*Task*: Each line should be copied exactly.

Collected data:
* * * * * * *

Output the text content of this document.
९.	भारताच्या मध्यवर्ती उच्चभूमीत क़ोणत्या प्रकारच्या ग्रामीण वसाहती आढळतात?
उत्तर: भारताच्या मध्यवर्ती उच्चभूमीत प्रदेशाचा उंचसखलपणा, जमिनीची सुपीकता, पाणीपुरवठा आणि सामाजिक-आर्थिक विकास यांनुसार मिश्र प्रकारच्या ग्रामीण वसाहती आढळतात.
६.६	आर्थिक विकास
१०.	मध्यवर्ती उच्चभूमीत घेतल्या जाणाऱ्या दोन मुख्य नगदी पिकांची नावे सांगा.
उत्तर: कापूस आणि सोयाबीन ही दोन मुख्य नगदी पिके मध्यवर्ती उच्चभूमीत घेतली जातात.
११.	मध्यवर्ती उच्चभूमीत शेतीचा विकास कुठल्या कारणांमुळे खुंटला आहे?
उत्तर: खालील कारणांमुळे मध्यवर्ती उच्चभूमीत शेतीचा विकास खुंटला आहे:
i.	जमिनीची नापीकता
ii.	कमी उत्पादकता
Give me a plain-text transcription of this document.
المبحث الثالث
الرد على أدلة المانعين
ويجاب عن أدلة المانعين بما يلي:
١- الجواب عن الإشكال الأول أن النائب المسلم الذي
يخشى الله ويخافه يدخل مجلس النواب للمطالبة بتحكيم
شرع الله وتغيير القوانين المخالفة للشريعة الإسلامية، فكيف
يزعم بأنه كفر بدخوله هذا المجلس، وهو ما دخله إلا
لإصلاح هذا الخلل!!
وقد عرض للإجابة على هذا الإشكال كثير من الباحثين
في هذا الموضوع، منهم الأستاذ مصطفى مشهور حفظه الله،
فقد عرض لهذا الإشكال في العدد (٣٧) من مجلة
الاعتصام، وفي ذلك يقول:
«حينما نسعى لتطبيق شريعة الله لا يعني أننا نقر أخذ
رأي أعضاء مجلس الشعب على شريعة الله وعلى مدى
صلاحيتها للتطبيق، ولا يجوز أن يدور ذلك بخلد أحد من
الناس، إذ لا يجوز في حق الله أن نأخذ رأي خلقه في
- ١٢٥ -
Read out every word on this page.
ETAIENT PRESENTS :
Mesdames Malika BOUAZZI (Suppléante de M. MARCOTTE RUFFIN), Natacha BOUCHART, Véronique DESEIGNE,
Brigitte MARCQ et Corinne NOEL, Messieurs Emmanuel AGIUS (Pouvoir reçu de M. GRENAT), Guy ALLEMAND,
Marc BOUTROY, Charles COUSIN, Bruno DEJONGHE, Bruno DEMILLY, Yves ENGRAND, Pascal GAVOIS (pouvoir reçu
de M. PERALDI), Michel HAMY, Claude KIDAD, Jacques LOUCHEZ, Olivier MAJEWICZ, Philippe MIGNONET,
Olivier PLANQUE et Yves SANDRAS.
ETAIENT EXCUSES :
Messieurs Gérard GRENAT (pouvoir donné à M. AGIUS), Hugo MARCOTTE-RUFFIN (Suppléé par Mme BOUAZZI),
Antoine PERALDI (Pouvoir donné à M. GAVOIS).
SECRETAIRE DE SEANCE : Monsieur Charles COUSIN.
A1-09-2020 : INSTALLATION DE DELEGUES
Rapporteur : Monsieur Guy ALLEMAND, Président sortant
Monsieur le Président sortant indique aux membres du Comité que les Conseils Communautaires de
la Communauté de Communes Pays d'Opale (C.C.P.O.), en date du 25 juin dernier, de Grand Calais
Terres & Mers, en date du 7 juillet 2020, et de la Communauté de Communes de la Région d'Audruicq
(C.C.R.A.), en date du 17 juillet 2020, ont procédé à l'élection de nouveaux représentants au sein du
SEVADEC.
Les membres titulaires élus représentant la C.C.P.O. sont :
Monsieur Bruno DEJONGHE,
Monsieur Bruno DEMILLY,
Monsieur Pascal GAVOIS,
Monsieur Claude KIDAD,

* * * * * * *

*Written solution*:
Output the text content of this document.
९.	भारताच्या मध्यवर्ती उच्चभूमीत क़ोणत्या प्रकारच्या ग्रामीण वसाहती आढळतात?
उत्तर: भारताच्या मध्यवर्ती उच्चभूमीत प्रदेशाचा उंचसखलपणा, जमिनीची सुपीकता, पाणीपुरवठा आणि सामाजिक-आर्थिक विकास यांनुसार मिश्र प्रकारच्या ग्रामीण वसाहती आढळतात.
६.६	आर्थिक विकास
१०.	मध्यवर्ती उच्चभूमीत घेतल्या जाणाऱ्या दोन मुख्य नगदी पिकांची नावे सांगा.
उत्तर: कापूस आणि सोयाबीन ही दोन मुख्य नगदी पिके मध्यवर्ती उच्चभूमीत घेतली जातात.
११.	मध्यवर्ती उच्चभूमीत शेतीचा विकास कुठल्या कारणांमुळे खुंटला आहे?
उत्तर: खालील कारणांमुळे मध्यवर्ती उच्चभूमीत शेतीचा विकास खुंटला आहे:
i.	जमिनीची नापीकता
ii.	कमी उत्पादकता
Give me a plain-text transcription of this document.
المبحث الثالث
الرد على أدلة المانعين
ويجاب عن أدلة المانعين بما يلي:
١- الجواب عن الإشكال الأول أن النائب المسلم الذي
يخشى الله ويخافه يدخل مجلس النواب للمطالبة بتحكيم
شرع الله وتغيير القوانين المخالفة للشريعة الإسلامية، فكيف
يزعم بأنه كفر بدخوله هذا المجلس، وهو ما دخله إلا
لإصلاح هذا الخلل!!
وقد عرض للإجابة على هذا الإشكال كثير من الباحثين
في هذا الموضوع، منهم الأستاذ مصطفى مشهور حفظه الله،
فقد عرض لهذا الإشكال في العدد (٣٧) من مجلة
الاعتصام، وفي ذلك يقول:
«حينما نسعى لتطبيق شريعة الله لا يعني أننا نقر أخذ
رأي أعضاء مجلس الشعب على شريعة الله وعلى مدى
صلاحيتها للتطبيق، ولا يجوز أن يدور ذلك بخلد أحد من
الناس، إذ لا يجوز في حق الله أن نأخذ رأي خلقه في
- ١٢٥ -
Read out every word on this page.
ETAIENT PRESENTS :
Mesdames Malika BOUAZZI (Suppléante de M. MARCOTTE RUFFIN), Natacha BOUCHART, Véronique DESEIGNE,
Brigitte MARCQ et Corinne NOEL, Messieurs Emmanuel AGIUS (Pouvoir reçu de M. GRENAT), Guy ALLEMAND,
Marc BOUTROY, Charles COUSIN, Bruno DEJONGHE, Bruno DEMILLY, Yves ENGRAND, Pascal GAVOIS (pouvoir reçu
de M. PERALDI), Michel HAMY, Claude KIDAD, Jacques LOUCHEZ, Olivier MAJEWICZ, Philippe MIGNONET,
Olivier PLANQUE et Yves SANDRAS.
ETAIENT EXCUSES :
Messieurs Gérard GRENAT (pouvoir donné à M. AGIUS), Hugo MARCOTTE-RUFFIN (Suppléé par Mme BOUAZZI),
Antoine PERALDI (Pouvoir donné à M. GAVOIS).
SECRETAIRE DE SEANCE : Monsieur Charles COUSIN.
A1-09-2020 : INSTALLATION DE DELEGUES
Rapporteur : Monsieur Guy ALLEMAND, Président sortant
Monsieur le Président sortant indique aux membres du Comité que les Conseils Communautaires de
la Communauté de Communes Pays d'Opale (C.C.P.O.), en date du 25 juin dernier, de Grand Calais
Terres & Mers, en date du 7 juillet 2020, et de la Communauté de Communes de la Région d'Audruicq
(C.C.R.A.), en date du 17 juillet 2020, ont procédé à l'élection de nouveaux représentants au sein du
SEVADEC.
Les membres titulaires élus représentant la C.C.P.O. sont :
Monsieur Bruno DEJONGHE,
Monsieur Bruno DEMILLY,
Monsieur Pascal GAVOIS,
Monsieur Claude KIDAD,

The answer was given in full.